··· EXTRACTED DATA

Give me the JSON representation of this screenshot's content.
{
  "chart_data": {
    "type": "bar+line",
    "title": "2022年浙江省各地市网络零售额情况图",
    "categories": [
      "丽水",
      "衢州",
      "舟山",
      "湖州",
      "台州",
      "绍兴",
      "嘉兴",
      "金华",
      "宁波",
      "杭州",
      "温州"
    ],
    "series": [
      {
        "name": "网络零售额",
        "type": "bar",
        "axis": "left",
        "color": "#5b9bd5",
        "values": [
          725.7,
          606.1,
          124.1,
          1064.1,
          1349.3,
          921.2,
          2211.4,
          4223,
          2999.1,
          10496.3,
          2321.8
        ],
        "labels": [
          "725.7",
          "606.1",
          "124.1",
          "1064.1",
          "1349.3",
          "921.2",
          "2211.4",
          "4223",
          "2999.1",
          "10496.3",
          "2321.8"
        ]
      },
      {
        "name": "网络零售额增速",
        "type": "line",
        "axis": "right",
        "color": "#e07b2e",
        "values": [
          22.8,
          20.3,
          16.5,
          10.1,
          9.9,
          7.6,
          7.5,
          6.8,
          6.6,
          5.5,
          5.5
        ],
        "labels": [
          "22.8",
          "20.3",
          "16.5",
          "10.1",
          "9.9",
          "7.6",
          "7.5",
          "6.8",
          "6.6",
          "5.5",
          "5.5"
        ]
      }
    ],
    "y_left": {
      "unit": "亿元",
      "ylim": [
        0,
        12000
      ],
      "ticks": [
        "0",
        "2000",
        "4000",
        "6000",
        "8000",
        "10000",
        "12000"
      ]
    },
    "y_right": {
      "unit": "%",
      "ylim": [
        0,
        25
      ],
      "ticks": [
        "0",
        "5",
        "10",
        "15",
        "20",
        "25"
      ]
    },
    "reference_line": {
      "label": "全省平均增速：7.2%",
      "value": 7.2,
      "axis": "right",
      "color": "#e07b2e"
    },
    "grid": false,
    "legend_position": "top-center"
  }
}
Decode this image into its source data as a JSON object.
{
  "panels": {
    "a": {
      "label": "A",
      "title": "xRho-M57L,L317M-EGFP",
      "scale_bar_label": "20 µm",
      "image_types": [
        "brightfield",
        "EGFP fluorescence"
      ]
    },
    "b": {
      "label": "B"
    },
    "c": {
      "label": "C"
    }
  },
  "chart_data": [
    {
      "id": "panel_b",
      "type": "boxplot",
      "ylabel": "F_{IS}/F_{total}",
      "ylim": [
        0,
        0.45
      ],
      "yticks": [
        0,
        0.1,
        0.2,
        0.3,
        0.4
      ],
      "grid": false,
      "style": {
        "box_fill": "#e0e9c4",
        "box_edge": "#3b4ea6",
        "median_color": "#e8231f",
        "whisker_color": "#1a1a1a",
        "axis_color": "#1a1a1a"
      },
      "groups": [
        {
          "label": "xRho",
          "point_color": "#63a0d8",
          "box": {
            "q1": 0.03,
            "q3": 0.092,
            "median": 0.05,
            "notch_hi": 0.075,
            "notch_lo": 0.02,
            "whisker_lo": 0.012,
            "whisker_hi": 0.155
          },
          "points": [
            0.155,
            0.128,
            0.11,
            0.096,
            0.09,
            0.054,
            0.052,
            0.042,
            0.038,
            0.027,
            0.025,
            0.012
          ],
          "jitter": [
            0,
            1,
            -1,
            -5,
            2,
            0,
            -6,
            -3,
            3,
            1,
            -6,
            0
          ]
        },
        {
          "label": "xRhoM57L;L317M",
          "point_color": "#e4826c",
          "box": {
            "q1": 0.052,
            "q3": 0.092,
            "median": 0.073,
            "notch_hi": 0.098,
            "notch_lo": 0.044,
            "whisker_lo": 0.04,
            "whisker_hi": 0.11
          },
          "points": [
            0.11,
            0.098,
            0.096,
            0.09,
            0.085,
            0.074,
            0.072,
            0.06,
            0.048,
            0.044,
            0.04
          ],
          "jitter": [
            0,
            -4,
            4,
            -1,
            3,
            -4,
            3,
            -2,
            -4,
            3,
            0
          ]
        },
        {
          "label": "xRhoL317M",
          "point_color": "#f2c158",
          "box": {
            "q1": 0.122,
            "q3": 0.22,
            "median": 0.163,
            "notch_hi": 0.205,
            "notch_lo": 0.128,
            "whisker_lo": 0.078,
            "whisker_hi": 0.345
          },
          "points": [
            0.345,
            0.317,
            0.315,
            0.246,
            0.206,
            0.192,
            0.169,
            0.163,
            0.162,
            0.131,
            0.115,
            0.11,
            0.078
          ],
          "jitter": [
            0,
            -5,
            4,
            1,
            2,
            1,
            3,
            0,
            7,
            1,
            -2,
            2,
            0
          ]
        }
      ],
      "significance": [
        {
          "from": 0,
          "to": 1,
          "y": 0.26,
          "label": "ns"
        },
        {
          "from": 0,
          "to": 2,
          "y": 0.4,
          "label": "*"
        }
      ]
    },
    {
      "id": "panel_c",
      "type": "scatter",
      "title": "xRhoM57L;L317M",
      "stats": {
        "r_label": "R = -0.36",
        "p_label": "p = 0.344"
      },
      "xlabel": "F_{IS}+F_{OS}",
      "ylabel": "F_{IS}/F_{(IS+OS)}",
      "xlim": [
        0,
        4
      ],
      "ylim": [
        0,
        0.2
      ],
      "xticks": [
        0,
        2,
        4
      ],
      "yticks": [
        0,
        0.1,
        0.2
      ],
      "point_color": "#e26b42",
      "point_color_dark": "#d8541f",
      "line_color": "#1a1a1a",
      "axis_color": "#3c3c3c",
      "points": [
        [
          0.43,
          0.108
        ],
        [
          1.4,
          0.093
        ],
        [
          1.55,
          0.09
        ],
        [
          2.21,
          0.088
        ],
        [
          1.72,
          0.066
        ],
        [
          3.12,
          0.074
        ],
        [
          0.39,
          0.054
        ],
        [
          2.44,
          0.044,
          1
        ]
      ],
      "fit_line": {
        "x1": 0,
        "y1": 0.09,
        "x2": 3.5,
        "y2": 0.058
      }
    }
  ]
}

······

→ **GIVEN REQUEST**:
Copy each line of the listing that holds the word "this".

→ **FINAL RESULT**:
Give me the JSON representation of this screenshot's content.
Decode this image into its source data as a JSON object.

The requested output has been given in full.